INSTRUCTIONS TO FOLLOW: All records below must be retyped exactly.

════════════════

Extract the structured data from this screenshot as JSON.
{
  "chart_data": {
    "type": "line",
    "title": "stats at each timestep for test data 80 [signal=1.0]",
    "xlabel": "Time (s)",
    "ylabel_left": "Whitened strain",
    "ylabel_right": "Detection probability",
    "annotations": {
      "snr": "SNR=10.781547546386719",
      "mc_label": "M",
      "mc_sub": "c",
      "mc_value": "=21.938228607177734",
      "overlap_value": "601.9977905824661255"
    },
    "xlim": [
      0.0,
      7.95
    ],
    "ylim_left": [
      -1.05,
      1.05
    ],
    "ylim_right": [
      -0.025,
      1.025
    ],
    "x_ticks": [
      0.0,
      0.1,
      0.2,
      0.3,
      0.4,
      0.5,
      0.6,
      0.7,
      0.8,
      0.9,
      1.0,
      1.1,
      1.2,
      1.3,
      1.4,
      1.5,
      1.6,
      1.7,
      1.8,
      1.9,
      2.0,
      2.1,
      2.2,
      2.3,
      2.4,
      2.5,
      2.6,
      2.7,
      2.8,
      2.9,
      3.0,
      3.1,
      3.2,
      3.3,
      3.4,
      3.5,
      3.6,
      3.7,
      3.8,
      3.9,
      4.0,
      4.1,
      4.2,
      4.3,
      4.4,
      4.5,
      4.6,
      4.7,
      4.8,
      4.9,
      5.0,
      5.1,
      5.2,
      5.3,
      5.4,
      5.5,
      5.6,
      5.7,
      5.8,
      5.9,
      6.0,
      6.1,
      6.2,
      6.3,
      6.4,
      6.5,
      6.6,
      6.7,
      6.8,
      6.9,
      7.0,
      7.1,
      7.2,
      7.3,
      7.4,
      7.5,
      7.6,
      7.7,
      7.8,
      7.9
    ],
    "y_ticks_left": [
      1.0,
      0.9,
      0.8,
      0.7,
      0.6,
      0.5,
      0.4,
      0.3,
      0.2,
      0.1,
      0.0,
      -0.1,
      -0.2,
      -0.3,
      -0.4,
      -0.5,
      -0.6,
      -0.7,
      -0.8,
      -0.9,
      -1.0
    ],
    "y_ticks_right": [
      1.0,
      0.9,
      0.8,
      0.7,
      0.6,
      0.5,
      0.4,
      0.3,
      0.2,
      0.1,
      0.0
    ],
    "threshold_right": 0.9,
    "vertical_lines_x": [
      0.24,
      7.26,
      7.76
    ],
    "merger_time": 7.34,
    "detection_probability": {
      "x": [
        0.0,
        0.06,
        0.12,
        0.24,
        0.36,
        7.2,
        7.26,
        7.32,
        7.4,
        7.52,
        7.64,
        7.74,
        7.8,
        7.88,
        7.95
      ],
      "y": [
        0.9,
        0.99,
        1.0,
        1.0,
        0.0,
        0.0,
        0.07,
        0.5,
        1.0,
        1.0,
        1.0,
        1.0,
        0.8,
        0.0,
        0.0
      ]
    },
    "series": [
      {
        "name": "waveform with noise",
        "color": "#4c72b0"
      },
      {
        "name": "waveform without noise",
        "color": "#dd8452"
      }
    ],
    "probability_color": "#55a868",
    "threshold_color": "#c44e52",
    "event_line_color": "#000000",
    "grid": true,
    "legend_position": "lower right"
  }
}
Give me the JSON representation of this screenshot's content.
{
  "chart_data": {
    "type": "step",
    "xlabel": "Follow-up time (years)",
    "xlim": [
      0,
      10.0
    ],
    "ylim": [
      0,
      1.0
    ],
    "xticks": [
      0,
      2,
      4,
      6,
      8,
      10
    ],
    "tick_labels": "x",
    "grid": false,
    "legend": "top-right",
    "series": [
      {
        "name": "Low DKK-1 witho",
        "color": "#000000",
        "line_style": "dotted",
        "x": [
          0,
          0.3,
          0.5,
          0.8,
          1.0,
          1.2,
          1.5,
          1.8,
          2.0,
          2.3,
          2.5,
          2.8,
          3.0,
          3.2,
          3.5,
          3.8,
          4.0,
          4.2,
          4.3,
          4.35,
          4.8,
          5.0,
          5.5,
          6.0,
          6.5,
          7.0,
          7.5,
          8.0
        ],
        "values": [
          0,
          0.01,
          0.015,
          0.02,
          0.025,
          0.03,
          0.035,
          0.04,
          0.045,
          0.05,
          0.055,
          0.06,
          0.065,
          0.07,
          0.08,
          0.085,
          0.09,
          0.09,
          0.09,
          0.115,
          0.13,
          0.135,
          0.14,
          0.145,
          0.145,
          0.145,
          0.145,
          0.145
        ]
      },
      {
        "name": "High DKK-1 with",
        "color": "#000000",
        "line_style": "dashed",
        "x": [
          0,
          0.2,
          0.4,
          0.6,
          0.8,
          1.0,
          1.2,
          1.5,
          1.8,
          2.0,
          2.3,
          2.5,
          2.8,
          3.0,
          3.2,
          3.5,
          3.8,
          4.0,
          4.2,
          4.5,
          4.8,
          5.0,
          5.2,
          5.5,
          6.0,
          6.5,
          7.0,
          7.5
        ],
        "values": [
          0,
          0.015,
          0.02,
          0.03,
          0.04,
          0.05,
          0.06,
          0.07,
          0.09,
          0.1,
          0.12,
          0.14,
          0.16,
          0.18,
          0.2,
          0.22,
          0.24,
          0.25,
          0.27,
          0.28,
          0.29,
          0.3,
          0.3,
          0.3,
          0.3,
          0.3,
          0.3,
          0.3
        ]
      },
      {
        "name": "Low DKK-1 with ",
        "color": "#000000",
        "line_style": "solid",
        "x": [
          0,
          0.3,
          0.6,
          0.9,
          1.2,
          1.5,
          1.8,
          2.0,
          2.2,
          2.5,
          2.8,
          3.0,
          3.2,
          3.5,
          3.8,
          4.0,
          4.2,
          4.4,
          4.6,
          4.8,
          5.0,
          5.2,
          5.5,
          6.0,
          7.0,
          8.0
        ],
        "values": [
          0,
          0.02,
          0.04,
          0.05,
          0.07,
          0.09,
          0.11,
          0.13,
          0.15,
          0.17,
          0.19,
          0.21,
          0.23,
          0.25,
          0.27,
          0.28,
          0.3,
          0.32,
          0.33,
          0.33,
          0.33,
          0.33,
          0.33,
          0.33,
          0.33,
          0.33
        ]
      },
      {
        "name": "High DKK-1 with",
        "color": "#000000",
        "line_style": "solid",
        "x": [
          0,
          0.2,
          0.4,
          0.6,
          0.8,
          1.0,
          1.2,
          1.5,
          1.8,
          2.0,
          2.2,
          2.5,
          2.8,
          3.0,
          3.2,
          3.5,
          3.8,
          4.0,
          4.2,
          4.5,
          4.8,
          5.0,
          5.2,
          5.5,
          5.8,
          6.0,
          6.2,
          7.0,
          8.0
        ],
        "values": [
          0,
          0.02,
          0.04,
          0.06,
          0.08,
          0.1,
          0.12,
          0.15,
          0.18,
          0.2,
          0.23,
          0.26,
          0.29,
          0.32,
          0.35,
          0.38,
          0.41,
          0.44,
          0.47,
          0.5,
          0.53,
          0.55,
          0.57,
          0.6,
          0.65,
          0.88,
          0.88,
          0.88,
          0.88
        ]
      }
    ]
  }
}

════════════════

OUTPUT FOR THIS TASK:
Extract the structured data from this screenshot as JSON.
{
  "chart_data": {
    "type": "line",
    "title": "stats at each timestep for test data 80 [signal=1.0]",
    "xlabel": "Time (s)",
    "ylabel_left": "Whitened strain",
    "ylabel_right": "Detection probability",
    "annotations": {
      "snr": "SNR=10.781547546386719",
      "mc_label": "M",
      "mc_sub": "c",
      "mc_value": "=21.938228607177734",
      "overlap_value": "601.9977905824661255"
    },
    "xlim": [
      0.0,
      7.95
    ],
    "ylim_left": [
      -1.05,
      1.05
    ],
    "ylim_right": [
      -0.025,
      1.025
    ],
    "x_ticks": [
      0.0,
      0.1,
      0.2,
      0.3,
      0.4,
      0.5,
      0.6,
      0.7,
      0.8,
      0.9,
      1.0,
      1.1,
      1.2,
      1.3,
      1.4,
      1.5,
      1.6,
      1.7,
      1.8,
      1.9,
      2.0,
      2.1,
      2.2,
      2.3,
      2.4,
      2.5,
      2.6,
      2.7,
      2.8,
      2.9,
      3.0,
      3.1,
      3.2,
      3.3,
      3.4,
      3.5,
      3.6,
      3.7,
      3.8,
      3.9,
      4.0,
      4.1,
      4.2,
      4.3,
      4.4,
      4.5,
      4.6,
      4.7,
      4.8,
      4.9,
      5.0,
      5.1,
      5.2,
      5.3,
      5.4,
      5.5,
      5.6,
      5.7,
      5.8,
      5.9,
      6.0,
      6.1,
      6.2,
      6.3,
      6.4,
      6.5,
      6.6,
      6.7,
      6.8,
      6.9,
      7.0,
      7.1,
      7.2,
      7.3,
      7.4,
      7.5,
      7.6,
      7.7,
      7.8,
      7.9
    ],
    "y_ticks_left": [
      1.0,
      0.9,
      0.8,
      0.7,
      0.6,
      0.5,
      0.4,
      0.3,
      0.2,
      0.1,
      0.0,
      -0.1,
      -0.2,
      -0.3,
      -0.4,
      -0.5,
      -0.6,
      -0.7,
      -0.8,
      -0.9,
      -1.0
    ],
    "y_ticks_right": [
      1.0,
      0.9,
      0.8,
      0.7,
      0.6,
      0.5,
      0.4,
      0.3,
      0.2,
      0.1,
      0.0
    ],
    "threshold_right": 0.9,
    "vertical_lines_x": [
      0.24,
      7.26,
      7.76
    ],
    "merger_time": 7.34,
    "detection_probability": {
      "x": [
        0.0,
        0.06,
        0.12,
        0.24,
        0.36,
        7.2,
        7.26,
        7.32,
        7.4,
        7.52,
        7.64,
        7.74,
        7.8,
        7.88,
        7.95
      ],
      "y": [
        0.9,
        0.99,
        1.0,
        1.0,
        0.0,
        0.0,
        0.07,
        0.5,
        1.0,
        1.0,
        1.0,
        1.0,
        0.8,
        0.0,
        0.0
      ]
    },
    "series": [
      {
        "name": "waveform with noise",
        "color": "#4c72b0"
      },
      {
        "name": "waveform without noise",
        "color": "#dd8452"
      }
    ],
    "probability_color": "#55a868",
    "threshold_color": "#c44e52",
    "event_line_color": "#000000",
    "grid": true,
    "legend_position": "lower right"
  }
}
Give me the JSON representation of this screenshot's content.
{
  "chart_data": {
    "type": "step",
    "xlabel": "Follow-up time (years)",
    "xlim": [
      0,
      10.0
    ],
    "ylim": [
      0,
      1.0
    ],
    "xticks": [
      0,
      2,
      4,
      6,
      8,
      10
    ],
    "tick_labels": "x",
    "grid": false,
    "legend": "top-right",
    "series": [
      {
        "name": "Low DKK-1 witho",
        "color": "#000000",
        "line_style": "dotted",
        "x": [
          0,
          0.3,
          0.5,
          0.8,
          1.0,
          1.2,
          1.5,
          1.8,
          2.0,
          2.3,
          2.5,
          2.8,
          3.0,
          3.2,
          3.5,
          3.8,
          4.0,
          4.2,
          4.3,
          4.35,
          4.8,
          5.0,
          5.5,
          6.0,
          6.5,
          7.0,
          7.5,
          8.0
        ],
        "values": [
          0,
          0.01,
          0.015,
          0.02,
          0.025,
          0.03,
          0.035,
          0.04,
          0.045,
          0.05,
          0.055,
          0.06,
          0.065,
          0.07,
          0.08,
          0.085,
          0.09,
          0.09,
          0.09,
          0.115,
          0.13,
          0.135,
          0.14,
          0.145,
          0.145,
          0.145,
          0.145,
          0.145
        ]
      },
      {
        "name": "High DKK-1 with",
        "color": "#000000",
        "line_style": "dashed",
        "x": [
          0,
          0.2,
          0.4,
          0.6,
          0.8,
          1.0,
          1.2,
          1.5,
          1.8,
          2.0,
          2.3,
          2.5,
          2.8,
          3.0,
          3.2,
          3.5,
          3.8,
          4.0,
          4.2,
          4.5,
          4.8,
          5.0,
          5.2,
          5.5,
          6.0,
          6.5,
          7.0,
          7.5
        ],
        "values": [
          0,
          0.015,
          0.02,
          0.03,
          0.04,
          0.05,
          0.06,
          0.07,
          0.09,
          0.1,
          0.12,
          0.14,
          0.16,
          0.18,
          0.2,
          0.22,
          0.24,
          0.25,
          0.27,
          0.28,
          0.29,
          0.3,
          0.3,
          0.3,
          0.3,
          0.3,
          0.3,
          0.3
        ]
      },
      {
        "name": "Low DKK-1 with ",
        "color": "#000000",
        "line_style": "solid",
        "x": [
          0,
          0.3,
          0.6,
          0.9,
          1.2,
          1.5,
          1.8,
          2.0,
          2.2,
          2.5,
          2.8,
          3.0,
          3.2,
          3.5,
          3.8,
          4.0,
          4.2,
          4.4,
          4.6,
          4.8,
          5.0,
          5.2,
          5.5,
          6.0,
          7.0,
          8.0
        ],
        "values": [
          0,
          0.02,
          0.04,
          0.05,
          0.07,
          0.09,
          0.11,
          0.13,
          0.15,
          0.17,
          0.19,
          0.21,
          0.23,
          0.25,
          0.27,
          0.28,
          0.3,
          0.32,
          0.33,
          0.33,
          0.33,
          0.33,
          0.33,
          0.33,
          0.33,
          0.33
        ]
      },
      {
        "name": "High DKK-1 with",
        "color": "#000000",
        "line_style": "solid",
        "x": [
          0,
          0.2,
          0.4,
          0.6,
          0.8,
          1.0,
          1.2,
          1.5,
          1.8,
          2.0,
          2.2,
          2.5,
          2.8,
          3.0,
          3.2,
          3.5,
          3.8,
          4.0,
          4.2,
          4.5,
          4.8,
          5.0,
          5.2,
          5.5,
          5.8,
          6.0,
          6.2,
          7.0,
          8.0
        ],
        "values": [
          0,
          0.02,
          0.04,
          0.06,
          0.08,
          0.1,
          0.12,
          0.15,
          0.18,
          0.2,
          0.23,
          0.26,
          0.29,
          0.32,
          0.35,
          0.38,
          0.41,
          0.44,
          0.47,
          0.5,
          0.53,
          0.55,
          0.57,
          0.6,
          0.65,
          0.88,
          0.88,
          0.88,
          0.88
        ]
      }
    ]
  }
}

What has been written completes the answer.